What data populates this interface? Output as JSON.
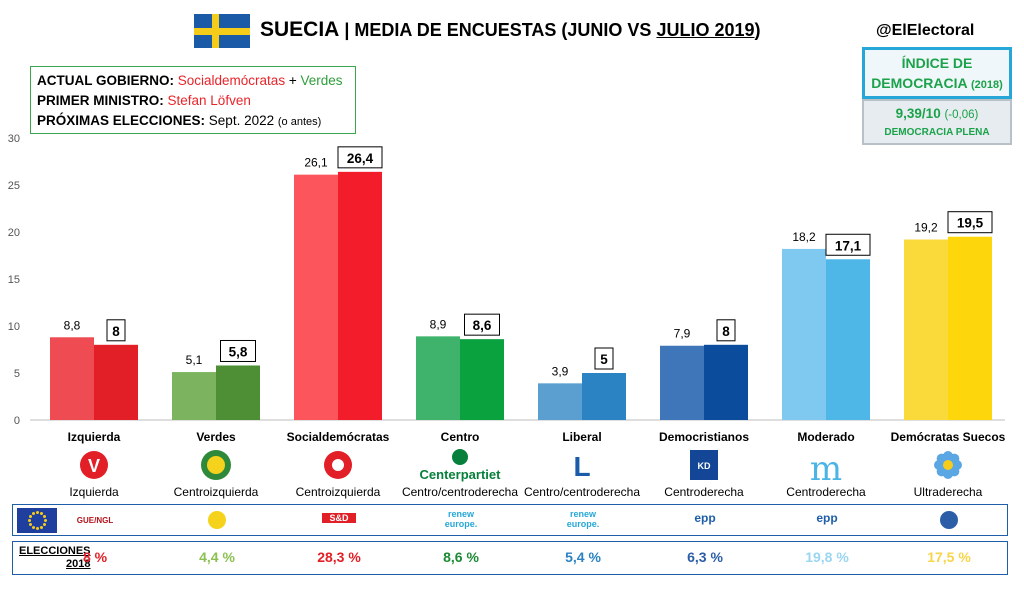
{
  "header": {
    "country": "SUECIA",
    "separator": " | ",
    "subtitle_prefix": "MEDIA DE ENCUESTAS (JUNIO VS ",
    "subtitle_underlined": "JULIO 2019",
    "subtitle_suffix": ")",
    "handle": "@ElElectoral"
  },
  "info": {
    "gov_label": "ACTUAL GOBIERNO:",
    "gov_party1": "Socialdemócratas",
    "gov_plus": " + ",
    "gov_party2": "Verdes",
    "pm_label": "PRIMER MINISTRO:",
    "pm_name": "Stefan Löfven",
    "elections_label": "PRÓXIMAS ELECCIONES:",
    "elections_date": "Sept. 2022",
    "elections_note": "(o antes)"
  },
  "democracy": {
    "title_line1": "ÍNDICE DE",
    "title_line2": "DEMOCRACIA",
    "year": "(2018)",
    "score": "9,39/10",
    "change": "(-0,06)",
    "category": "DEMOCRACIA PLENA"
  },
  "chart_data": {
    "type": "bar",
    "ylim": [
      0,
      30
    ],
    "yticks": [
      0,
      5,
      10,
      15,
      20,
      25,
      30
    ],
    "grid": false,
    "categories": [
      "Izquierda",
      "Verdes",
      "Socialdemócratas",
      "Centro",
      "Liberal",
      "Democristianos",
      "Moderado",
      "Demócratas Suecos"
    ],
    "ideology": [
      "Izquierda",
      "Centroizquierda",
      "Centroizquierda",
      "Centro/centroderecha",
      "Centro/centroderecha",
      "Centroderecha",
      "Centroderecha",
      "Ultraderecha"
    ],
    "series": [
      {
        "values": [
          8.8,
          5.1,
          26.1,
          8.9,
          3.9,
          7.9,
          18.2,
          19.2
        ],
        "labels": [
          "8,8",
          "5,1",
          "26,1",
          "8,9",
          "3,9",
          "7,9",
          "18,2",
          "19,2"
        ]
      },
      {
        "values": [
          8,
          5.8,
          26.4,
          8.6,
          5,
          8,
          17.1,
          19.5
        ],
        "labels": [
          "8",
          "5,8",
          "26,4",
          "8,6",
          "5",
          "8",
          "17,1",
          "19,5"
        ]
      }
    ],
    "colors_old": [
      "#ee4c52",
      "#7bb35f",
      "#fd555c",
      "#3fb36b",
      "#5a9fd0",
      "#3e76b9",
      "#7fc8ef",
      "#fad93a"
    ],
    "colors_new": [
      "#e21e26",
      "#4e8f35",
      "#f21c2a",
      "#09a23f",
      "#2c83c3",
      "#0b4d9c",
      "#4fb7e8",
      "#fdd60b"
    ]
  },
  "logos": [
    {
      "icon": "red-v-icon",
      "color": "#e21e26",
      "text": "V"
    },
    {
      "icon": "sun-flower-icon",
      "color": "#f5d21b",
      "text": ""
    },
    {
      "icon": "red-rose-icon",
      "color": "#e21e26",
      "text": ""
    },
    {
      "icon": "clover-icon",
      "color": "#06803a",
      "text": "Centerpartiet"
    },
    {
      "icon": "l-letter-icon",
      "color": "#1a5ca8",
      "text": "L"
    },
    {
      "icon": "kd-square-icon",
      "color": "#134696",
      "text": "KD"
    },
    {
      "icon": "m-letter-icon",
      "color": "#4bb4e6",
      "text": "m"
    },
    {
      "icon": "blue-flower-icon",
      "color": "#5aa7e4",
      "text": ""
    }
  ],
  "eu_groups": [
    "GUE/NGL",
    "",
    "S&D",
    "renew europe.",
    "renew europe.",
    "epp",
    "epp",
    ""
  ],
  "elections_2018": {
    "label_line1": "ELECCIONES",
    "label_line2": "2018",
    "values": [
      "8 %",
      "4,4 %",
      "28,3 %",
      "8,6 %",
      "5,4 %",
      "6,3 %",
      "19,8 %",
      "17,5 %"
    ],
    "colors": [
      "#e21e26",
      "#8cc152",
      "#e21e26",
      "#1d8a35",
      "#2c83c3",
      "#2c5ea8",
      "#9ad6f2",
      "#f7d54a"
    ]
  }
}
....
## Do this
Your task is to collect every line above that contains the word "text".

## Final result
      "text": "V"
      "text": ""
      "text": ""
      "text": "Centerpartiet"
      "text": "L"
      "text": "KD"
      "text": "m"
      "text": ""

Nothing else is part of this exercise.